PROBLEM STATEMENT: Your answer should be a single number: the count of lines holding the word "Silberg".

WORKING DATA:
***

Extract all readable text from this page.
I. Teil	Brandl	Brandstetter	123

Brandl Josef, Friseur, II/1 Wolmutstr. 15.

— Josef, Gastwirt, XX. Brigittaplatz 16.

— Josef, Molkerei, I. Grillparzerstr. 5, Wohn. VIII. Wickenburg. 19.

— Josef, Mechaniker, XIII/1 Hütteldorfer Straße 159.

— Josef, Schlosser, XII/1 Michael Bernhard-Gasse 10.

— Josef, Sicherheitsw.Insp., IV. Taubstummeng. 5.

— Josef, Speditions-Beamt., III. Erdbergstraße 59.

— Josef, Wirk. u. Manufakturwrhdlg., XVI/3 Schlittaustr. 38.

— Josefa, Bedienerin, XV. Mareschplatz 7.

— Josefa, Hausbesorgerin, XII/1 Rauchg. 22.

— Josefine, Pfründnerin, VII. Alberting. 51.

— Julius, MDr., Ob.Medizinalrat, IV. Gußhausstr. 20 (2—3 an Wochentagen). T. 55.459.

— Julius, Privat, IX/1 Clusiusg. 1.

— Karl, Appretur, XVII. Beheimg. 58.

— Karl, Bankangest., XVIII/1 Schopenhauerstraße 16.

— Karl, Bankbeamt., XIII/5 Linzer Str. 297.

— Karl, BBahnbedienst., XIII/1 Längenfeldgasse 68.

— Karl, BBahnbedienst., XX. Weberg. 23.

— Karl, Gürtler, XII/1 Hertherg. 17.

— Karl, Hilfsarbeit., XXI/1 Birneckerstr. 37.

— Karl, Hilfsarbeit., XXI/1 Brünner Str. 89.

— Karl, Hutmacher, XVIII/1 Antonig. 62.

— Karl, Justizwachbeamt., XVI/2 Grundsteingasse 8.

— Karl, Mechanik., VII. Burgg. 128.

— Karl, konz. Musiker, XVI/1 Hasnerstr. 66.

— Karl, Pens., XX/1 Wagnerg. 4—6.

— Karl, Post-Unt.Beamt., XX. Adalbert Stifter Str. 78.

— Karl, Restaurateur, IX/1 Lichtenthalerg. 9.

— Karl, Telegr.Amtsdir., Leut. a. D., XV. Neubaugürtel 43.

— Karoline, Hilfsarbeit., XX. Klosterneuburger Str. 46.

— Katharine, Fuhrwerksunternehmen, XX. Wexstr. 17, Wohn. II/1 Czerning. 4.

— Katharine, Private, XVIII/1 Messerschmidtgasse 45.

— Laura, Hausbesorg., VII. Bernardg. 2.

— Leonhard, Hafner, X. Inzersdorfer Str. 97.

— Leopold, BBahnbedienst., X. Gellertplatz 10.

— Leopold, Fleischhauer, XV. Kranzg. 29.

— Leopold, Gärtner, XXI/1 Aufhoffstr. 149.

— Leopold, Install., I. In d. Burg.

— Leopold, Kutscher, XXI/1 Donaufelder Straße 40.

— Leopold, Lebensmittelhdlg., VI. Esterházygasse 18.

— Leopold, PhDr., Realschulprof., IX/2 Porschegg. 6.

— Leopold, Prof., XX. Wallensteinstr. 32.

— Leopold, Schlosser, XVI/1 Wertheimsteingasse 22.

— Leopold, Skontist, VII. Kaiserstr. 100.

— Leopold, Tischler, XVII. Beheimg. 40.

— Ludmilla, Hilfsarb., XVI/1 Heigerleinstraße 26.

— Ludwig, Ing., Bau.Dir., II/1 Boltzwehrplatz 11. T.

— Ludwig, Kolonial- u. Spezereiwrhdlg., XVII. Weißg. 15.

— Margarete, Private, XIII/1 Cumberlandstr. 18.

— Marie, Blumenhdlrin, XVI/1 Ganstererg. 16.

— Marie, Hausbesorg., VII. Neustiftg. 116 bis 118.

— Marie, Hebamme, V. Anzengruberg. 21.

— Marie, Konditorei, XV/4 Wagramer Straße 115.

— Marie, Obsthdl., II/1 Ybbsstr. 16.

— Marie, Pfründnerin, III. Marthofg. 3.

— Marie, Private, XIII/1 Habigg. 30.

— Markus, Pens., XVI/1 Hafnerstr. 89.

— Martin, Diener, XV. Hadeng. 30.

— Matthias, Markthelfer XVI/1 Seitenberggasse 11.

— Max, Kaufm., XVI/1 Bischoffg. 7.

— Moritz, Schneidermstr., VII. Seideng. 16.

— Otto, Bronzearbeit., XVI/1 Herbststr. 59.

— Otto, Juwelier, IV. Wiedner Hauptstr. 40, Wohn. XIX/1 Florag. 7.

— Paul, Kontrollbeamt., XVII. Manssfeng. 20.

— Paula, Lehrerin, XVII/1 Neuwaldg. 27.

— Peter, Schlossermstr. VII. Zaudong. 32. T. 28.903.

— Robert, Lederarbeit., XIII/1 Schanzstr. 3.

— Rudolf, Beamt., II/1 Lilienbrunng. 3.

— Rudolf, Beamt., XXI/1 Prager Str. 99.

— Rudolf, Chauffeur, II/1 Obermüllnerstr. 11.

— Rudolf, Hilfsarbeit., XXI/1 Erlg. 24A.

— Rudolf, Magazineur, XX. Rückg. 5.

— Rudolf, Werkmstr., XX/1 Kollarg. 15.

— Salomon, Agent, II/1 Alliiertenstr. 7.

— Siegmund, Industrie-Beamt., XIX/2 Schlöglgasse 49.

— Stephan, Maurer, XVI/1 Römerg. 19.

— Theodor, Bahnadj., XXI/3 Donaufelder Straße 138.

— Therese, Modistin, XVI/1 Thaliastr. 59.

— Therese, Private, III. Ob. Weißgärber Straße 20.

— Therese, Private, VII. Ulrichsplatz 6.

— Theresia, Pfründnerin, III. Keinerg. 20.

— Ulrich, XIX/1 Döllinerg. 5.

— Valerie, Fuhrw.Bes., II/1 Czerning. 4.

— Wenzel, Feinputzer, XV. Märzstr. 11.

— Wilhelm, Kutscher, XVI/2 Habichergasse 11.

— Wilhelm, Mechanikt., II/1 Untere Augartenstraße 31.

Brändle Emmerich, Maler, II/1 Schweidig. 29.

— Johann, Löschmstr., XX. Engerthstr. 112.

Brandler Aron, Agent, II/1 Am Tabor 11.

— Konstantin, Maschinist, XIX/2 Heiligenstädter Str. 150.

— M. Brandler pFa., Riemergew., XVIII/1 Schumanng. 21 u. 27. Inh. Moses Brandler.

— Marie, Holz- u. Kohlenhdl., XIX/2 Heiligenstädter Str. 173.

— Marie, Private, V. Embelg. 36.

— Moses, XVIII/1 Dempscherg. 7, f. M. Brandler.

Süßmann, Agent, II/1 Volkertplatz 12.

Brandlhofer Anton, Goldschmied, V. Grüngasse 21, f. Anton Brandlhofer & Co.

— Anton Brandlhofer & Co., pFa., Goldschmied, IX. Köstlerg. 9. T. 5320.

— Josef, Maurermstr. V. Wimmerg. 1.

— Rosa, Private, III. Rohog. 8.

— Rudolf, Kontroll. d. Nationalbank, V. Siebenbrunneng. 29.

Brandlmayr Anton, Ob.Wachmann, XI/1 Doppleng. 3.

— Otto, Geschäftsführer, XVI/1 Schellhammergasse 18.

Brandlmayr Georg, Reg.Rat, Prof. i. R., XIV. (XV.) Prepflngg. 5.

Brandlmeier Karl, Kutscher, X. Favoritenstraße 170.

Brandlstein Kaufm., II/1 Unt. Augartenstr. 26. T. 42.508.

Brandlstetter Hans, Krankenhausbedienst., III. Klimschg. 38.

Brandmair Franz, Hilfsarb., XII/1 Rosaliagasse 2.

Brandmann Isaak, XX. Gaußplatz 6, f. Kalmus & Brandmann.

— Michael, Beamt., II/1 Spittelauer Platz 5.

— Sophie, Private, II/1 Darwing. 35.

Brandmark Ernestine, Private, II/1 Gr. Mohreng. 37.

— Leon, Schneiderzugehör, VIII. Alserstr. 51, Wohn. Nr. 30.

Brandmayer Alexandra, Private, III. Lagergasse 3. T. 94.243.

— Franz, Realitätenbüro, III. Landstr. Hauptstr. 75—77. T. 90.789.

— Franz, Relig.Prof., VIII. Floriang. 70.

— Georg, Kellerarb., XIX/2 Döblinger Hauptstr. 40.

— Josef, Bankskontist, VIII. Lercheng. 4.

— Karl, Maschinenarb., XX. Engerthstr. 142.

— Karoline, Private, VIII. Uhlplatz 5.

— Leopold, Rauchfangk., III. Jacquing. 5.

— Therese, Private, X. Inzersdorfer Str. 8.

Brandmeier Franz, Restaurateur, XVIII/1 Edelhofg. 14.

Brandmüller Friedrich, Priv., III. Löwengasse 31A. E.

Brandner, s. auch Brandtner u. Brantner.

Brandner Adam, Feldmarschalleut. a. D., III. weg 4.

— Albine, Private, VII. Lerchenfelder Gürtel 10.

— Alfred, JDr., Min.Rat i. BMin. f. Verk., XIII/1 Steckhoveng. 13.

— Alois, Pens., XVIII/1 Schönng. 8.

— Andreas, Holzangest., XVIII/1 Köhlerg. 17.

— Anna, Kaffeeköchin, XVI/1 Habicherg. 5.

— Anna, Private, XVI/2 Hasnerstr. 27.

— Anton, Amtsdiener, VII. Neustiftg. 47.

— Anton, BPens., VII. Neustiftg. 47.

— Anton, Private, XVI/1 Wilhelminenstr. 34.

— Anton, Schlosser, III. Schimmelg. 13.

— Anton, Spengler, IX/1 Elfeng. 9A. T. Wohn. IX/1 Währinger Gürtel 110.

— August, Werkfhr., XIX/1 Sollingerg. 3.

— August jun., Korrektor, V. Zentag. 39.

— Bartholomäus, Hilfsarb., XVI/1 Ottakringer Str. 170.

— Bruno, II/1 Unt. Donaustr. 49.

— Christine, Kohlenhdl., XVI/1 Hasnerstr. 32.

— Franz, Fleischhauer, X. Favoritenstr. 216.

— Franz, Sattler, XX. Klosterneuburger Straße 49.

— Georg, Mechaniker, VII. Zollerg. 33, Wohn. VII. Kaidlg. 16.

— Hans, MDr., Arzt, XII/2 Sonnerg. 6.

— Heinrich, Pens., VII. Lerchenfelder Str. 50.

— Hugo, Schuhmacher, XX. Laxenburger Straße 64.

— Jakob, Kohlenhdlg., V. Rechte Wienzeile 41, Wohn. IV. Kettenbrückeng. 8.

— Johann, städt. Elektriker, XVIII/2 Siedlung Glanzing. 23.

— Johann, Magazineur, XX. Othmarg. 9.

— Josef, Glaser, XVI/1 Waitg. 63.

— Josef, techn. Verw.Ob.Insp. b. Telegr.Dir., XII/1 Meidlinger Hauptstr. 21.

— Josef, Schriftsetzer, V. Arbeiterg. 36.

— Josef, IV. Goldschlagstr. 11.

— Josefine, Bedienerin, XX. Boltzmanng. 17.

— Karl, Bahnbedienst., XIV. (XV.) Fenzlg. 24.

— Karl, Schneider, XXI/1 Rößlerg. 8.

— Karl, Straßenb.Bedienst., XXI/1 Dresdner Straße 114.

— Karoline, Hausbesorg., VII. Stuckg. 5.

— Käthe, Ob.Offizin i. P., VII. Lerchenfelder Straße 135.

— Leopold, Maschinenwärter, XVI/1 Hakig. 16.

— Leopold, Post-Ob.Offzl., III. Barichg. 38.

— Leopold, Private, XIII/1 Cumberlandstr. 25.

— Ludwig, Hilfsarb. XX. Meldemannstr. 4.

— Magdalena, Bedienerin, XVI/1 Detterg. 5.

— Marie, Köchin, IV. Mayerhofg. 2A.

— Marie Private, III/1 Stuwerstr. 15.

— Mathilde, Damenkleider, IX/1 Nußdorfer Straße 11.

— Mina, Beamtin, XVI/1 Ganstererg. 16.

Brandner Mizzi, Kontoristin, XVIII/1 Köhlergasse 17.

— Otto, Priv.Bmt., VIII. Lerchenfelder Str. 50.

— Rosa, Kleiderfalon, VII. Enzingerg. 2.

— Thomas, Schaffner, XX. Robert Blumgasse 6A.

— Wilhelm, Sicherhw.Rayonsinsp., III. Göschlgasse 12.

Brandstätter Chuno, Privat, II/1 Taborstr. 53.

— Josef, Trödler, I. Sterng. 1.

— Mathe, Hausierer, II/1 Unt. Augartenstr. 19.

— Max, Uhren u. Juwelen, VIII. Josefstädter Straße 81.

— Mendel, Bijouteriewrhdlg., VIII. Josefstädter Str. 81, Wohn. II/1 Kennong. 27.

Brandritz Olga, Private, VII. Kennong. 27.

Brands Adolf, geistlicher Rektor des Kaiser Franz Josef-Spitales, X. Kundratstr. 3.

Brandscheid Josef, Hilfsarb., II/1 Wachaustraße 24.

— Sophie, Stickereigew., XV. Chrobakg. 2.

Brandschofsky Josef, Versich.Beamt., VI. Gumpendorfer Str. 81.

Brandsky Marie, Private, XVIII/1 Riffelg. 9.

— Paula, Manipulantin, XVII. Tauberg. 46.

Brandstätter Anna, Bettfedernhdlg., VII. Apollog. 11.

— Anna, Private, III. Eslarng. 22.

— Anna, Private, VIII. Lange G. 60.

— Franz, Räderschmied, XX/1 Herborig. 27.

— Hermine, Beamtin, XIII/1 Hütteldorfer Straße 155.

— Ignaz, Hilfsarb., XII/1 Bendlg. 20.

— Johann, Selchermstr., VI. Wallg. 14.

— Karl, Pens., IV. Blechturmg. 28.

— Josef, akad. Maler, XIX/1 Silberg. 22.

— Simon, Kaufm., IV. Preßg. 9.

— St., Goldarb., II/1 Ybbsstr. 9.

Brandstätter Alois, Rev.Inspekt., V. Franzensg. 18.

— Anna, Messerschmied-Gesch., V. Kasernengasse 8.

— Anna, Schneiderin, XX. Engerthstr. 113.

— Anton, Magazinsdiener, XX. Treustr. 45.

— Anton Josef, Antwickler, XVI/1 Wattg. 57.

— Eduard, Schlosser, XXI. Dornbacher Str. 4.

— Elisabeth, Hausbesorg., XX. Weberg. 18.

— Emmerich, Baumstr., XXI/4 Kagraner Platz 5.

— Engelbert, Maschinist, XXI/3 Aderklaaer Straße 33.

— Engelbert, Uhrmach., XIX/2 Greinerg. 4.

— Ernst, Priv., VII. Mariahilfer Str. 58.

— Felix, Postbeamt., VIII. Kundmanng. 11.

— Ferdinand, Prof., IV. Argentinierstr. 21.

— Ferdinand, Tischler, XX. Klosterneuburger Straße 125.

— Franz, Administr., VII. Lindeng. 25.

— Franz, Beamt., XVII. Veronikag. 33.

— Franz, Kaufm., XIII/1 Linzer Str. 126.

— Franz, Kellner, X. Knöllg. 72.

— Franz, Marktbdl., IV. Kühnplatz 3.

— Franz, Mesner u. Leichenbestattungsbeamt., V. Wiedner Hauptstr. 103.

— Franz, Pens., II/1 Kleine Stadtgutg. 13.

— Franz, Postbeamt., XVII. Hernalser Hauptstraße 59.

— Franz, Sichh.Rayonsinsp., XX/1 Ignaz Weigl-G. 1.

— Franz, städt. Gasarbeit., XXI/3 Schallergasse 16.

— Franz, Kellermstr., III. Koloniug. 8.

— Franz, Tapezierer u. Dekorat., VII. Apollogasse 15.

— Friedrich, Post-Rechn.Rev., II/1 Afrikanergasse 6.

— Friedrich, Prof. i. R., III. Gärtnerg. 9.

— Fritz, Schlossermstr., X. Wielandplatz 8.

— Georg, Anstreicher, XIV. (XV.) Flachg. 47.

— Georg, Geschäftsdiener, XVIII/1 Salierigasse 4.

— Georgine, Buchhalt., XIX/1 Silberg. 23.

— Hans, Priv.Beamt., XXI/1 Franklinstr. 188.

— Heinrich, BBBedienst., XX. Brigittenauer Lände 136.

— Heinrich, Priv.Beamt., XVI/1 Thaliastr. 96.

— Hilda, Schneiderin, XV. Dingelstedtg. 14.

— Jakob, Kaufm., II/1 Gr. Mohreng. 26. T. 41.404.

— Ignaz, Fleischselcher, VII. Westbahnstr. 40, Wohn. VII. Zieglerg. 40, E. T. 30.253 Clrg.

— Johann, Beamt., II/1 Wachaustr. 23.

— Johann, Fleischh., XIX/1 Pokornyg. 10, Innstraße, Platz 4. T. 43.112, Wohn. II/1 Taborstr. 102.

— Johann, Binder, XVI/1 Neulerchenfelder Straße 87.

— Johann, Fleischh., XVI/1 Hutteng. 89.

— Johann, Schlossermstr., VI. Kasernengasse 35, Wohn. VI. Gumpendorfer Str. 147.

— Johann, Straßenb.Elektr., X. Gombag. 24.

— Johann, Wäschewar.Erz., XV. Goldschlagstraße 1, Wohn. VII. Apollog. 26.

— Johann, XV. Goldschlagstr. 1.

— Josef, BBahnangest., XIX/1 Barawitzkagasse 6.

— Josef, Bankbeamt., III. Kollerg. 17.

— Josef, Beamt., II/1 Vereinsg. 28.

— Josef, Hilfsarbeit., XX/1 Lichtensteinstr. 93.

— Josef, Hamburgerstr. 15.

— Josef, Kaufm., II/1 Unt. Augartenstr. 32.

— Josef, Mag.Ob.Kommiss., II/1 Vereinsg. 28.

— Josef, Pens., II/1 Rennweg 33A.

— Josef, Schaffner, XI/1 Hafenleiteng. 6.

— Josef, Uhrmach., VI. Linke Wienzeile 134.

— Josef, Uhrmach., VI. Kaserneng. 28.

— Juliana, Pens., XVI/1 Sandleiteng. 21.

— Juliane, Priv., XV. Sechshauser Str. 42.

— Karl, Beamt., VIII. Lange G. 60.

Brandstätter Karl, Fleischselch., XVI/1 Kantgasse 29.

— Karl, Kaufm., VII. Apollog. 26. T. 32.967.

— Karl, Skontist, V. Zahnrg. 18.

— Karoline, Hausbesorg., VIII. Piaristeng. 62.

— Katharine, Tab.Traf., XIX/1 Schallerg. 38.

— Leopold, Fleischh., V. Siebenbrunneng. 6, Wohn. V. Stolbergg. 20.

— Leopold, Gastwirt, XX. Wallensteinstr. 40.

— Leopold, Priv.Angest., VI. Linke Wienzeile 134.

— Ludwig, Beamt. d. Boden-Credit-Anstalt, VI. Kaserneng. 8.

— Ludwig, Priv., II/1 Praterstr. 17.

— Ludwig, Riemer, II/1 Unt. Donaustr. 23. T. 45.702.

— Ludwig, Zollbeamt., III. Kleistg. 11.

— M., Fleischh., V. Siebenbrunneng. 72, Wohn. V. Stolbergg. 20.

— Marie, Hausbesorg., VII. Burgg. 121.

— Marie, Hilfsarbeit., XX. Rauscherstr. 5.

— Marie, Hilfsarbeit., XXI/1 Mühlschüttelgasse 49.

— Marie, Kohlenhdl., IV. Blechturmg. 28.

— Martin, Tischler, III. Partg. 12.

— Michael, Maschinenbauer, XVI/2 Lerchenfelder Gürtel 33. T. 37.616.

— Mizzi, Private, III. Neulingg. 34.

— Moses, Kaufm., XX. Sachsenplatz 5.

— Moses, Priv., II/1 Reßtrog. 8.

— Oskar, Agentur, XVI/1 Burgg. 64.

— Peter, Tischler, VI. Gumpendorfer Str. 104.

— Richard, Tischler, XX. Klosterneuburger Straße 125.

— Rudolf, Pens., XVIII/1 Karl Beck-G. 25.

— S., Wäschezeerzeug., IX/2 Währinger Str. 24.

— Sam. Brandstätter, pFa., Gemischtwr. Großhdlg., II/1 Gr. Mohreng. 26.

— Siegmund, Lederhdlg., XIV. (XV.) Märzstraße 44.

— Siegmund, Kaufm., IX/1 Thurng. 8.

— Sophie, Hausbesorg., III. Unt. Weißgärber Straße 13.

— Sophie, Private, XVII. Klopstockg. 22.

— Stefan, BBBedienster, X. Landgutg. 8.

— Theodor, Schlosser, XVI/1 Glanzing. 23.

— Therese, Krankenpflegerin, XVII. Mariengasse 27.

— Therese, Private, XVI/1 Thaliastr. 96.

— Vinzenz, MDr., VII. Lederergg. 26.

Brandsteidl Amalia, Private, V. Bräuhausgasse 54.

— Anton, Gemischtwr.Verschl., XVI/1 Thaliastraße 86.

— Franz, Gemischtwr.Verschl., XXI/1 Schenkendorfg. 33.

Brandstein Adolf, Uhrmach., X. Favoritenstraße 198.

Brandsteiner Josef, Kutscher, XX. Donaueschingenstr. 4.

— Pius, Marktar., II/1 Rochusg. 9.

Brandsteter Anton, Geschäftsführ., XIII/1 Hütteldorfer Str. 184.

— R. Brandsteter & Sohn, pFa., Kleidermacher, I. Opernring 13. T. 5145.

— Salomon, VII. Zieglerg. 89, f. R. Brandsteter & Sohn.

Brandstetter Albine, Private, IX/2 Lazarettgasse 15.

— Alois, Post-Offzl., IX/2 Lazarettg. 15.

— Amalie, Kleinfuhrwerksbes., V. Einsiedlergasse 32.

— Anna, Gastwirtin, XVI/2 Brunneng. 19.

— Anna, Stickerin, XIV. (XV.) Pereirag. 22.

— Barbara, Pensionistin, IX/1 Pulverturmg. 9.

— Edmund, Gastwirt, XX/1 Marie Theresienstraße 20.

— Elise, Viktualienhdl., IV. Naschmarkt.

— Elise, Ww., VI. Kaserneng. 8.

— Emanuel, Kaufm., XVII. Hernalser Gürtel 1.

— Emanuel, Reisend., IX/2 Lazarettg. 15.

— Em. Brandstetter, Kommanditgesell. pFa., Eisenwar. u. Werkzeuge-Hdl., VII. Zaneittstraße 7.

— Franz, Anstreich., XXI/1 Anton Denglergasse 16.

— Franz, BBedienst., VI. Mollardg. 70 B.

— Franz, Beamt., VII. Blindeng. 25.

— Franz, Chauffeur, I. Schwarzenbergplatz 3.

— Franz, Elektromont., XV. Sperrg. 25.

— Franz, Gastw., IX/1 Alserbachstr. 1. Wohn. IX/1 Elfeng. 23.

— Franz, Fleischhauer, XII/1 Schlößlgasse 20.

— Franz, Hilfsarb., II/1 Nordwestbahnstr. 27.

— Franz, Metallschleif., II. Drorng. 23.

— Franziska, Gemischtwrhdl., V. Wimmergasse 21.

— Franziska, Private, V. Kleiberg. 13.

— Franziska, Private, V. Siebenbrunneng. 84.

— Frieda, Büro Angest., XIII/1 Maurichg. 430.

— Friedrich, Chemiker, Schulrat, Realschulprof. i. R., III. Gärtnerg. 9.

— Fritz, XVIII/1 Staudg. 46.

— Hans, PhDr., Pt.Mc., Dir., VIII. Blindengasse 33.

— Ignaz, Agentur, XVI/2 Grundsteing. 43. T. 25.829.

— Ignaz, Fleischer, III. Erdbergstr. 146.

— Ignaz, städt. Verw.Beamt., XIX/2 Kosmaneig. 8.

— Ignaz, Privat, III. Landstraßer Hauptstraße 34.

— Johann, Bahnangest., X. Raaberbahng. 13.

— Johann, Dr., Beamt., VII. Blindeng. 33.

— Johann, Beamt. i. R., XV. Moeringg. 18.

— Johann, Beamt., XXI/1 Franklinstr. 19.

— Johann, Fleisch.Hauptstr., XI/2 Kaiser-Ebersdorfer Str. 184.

***

EXPECTED ANSWER: 2